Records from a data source
- - -
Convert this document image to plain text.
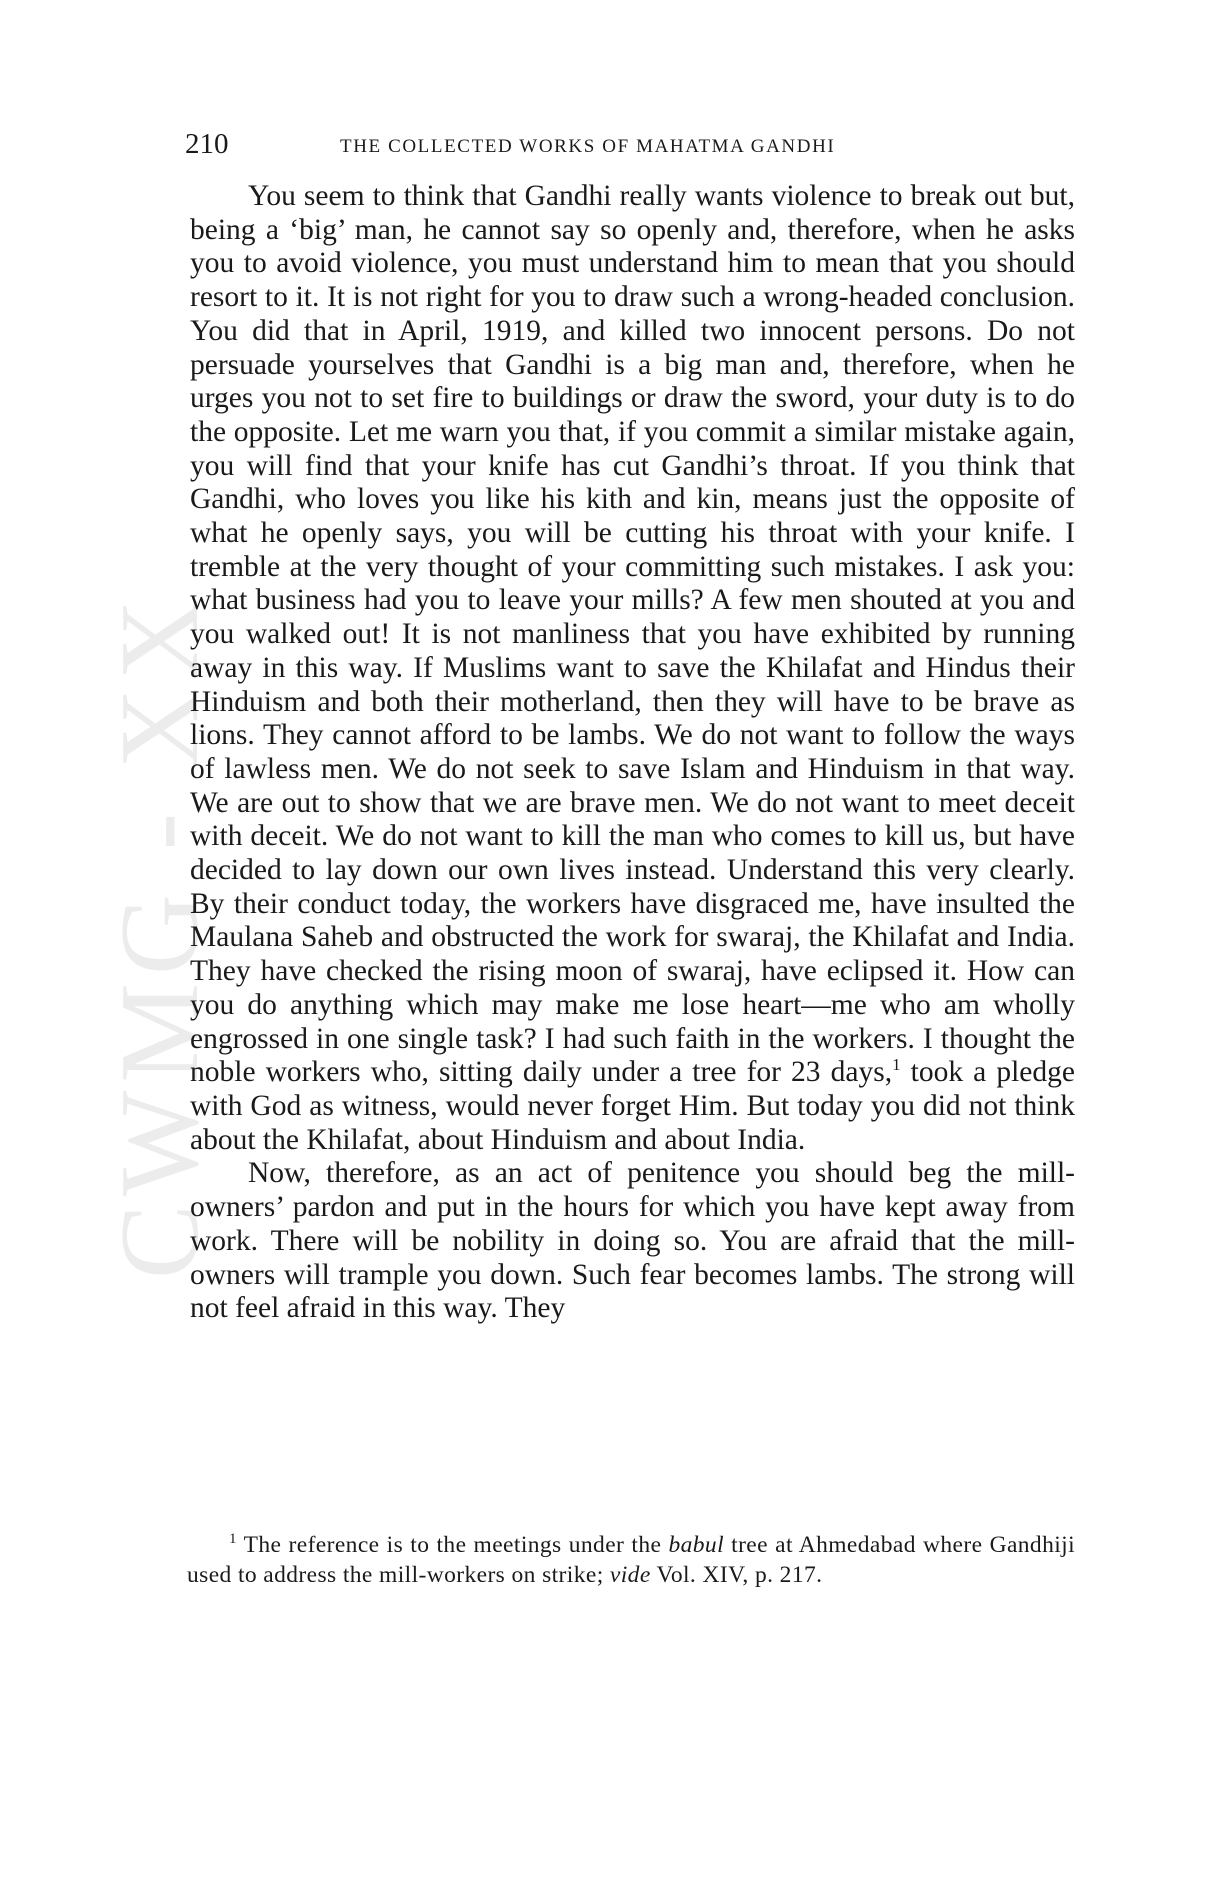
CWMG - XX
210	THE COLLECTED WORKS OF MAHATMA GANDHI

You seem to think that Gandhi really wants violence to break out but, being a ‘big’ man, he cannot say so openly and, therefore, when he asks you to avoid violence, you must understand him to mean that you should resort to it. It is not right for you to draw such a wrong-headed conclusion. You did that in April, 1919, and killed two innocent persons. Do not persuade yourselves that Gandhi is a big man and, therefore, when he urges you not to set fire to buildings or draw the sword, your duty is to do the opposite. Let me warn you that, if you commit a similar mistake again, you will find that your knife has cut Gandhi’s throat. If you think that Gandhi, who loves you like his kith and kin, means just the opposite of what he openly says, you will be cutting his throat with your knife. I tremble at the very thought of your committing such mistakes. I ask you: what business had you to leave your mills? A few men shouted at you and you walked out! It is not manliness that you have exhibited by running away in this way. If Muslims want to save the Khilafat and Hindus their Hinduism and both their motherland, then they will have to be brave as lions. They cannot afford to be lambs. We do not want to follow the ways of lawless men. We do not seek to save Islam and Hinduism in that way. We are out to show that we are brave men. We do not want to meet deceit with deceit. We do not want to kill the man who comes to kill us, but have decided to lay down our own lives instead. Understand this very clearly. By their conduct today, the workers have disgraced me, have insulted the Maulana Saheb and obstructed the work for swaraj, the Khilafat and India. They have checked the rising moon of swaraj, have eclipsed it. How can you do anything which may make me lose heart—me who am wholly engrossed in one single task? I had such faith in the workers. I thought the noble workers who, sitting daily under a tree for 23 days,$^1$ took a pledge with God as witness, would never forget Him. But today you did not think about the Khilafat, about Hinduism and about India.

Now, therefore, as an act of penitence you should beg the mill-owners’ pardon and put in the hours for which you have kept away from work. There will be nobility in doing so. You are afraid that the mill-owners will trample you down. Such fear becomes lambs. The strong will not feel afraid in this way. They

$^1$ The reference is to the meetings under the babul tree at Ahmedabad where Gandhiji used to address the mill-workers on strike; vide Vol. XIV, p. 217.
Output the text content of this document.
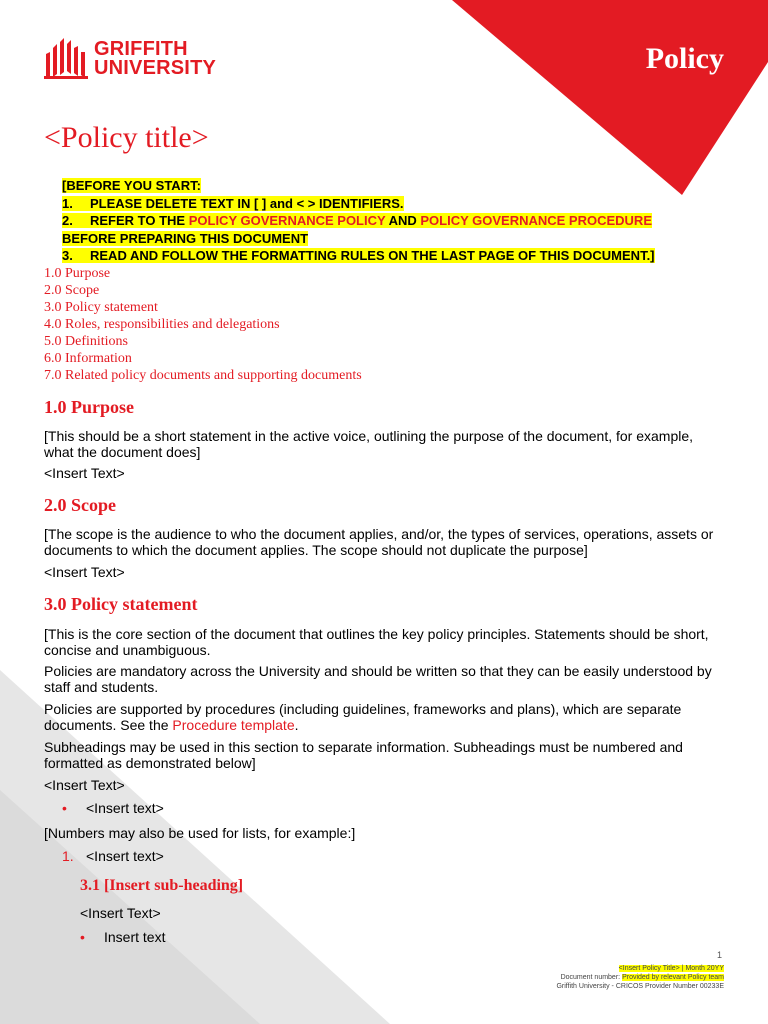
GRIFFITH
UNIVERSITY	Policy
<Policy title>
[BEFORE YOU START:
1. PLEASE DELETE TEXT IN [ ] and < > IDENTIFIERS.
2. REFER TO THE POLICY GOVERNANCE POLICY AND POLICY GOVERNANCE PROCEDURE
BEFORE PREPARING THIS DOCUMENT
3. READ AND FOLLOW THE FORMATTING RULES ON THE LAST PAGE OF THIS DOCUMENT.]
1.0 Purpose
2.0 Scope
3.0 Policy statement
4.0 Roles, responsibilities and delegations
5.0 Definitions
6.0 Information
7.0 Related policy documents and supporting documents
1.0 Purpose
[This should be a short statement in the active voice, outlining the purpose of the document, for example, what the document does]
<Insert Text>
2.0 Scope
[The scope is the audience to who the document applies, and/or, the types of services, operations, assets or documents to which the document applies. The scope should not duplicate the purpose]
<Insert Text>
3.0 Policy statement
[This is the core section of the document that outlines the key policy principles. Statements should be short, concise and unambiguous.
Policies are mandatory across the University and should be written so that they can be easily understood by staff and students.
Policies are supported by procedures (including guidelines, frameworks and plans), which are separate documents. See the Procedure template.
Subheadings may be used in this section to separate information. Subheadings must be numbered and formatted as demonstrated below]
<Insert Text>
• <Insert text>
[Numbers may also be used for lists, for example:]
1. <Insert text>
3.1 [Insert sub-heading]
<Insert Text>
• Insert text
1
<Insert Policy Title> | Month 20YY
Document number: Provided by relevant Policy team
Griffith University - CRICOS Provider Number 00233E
- - -
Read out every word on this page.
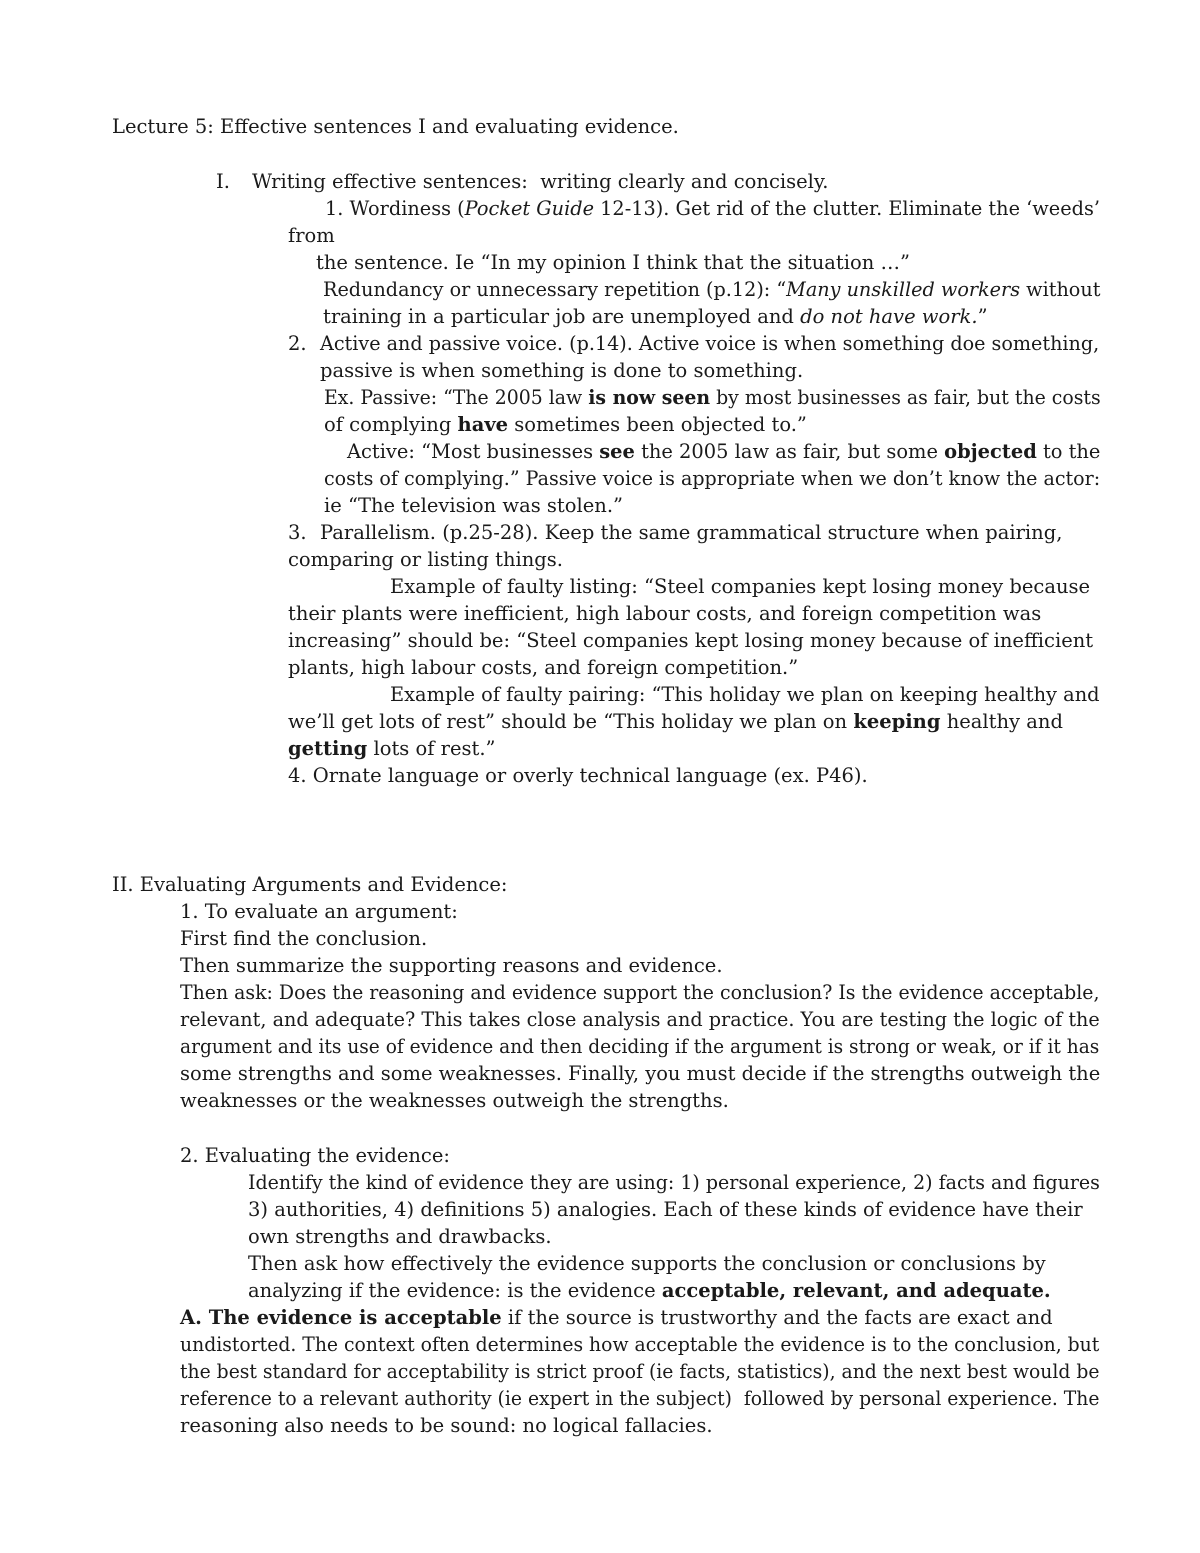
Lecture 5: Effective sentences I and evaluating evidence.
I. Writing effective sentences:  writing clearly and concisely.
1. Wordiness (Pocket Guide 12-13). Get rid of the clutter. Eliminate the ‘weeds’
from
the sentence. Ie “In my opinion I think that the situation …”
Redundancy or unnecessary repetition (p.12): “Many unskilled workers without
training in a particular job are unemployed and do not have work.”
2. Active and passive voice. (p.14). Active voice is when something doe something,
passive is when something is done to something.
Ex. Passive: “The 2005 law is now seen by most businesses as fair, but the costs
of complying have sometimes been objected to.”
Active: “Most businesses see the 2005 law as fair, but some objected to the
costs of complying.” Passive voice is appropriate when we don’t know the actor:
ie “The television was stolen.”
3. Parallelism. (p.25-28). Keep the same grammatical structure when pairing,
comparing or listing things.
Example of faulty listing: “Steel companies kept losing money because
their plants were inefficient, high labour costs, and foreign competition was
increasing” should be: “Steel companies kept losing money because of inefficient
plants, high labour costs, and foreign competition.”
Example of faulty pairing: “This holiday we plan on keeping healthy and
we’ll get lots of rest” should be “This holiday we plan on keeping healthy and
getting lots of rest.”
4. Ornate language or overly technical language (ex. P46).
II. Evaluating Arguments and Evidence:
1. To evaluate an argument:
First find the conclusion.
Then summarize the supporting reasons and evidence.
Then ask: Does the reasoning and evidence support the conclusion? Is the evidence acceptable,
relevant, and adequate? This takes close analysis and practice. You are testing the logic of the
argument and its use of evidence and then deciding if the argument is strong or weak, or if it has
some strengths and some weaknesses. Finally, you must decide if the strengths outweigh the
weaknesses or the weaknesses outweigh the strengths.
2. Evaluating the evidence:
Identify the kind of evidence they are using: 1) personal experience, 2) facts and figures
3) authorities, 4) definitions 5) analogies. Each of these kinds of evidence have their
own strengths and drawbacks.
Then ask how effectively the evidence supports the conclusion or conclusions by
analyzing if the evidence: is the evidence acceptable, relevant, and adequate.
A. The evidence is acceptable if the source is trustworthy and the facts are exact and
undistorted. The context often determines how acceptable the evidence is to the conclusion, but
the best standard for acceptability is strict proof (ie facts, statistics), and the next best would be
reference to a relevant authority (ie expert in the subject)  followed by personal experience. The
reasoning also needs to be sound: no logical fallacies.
- - -
SET EXERCISE: Among these entries, how many lines include the string "labour"? Reply with the number by itself.

RESULT BELOW: 2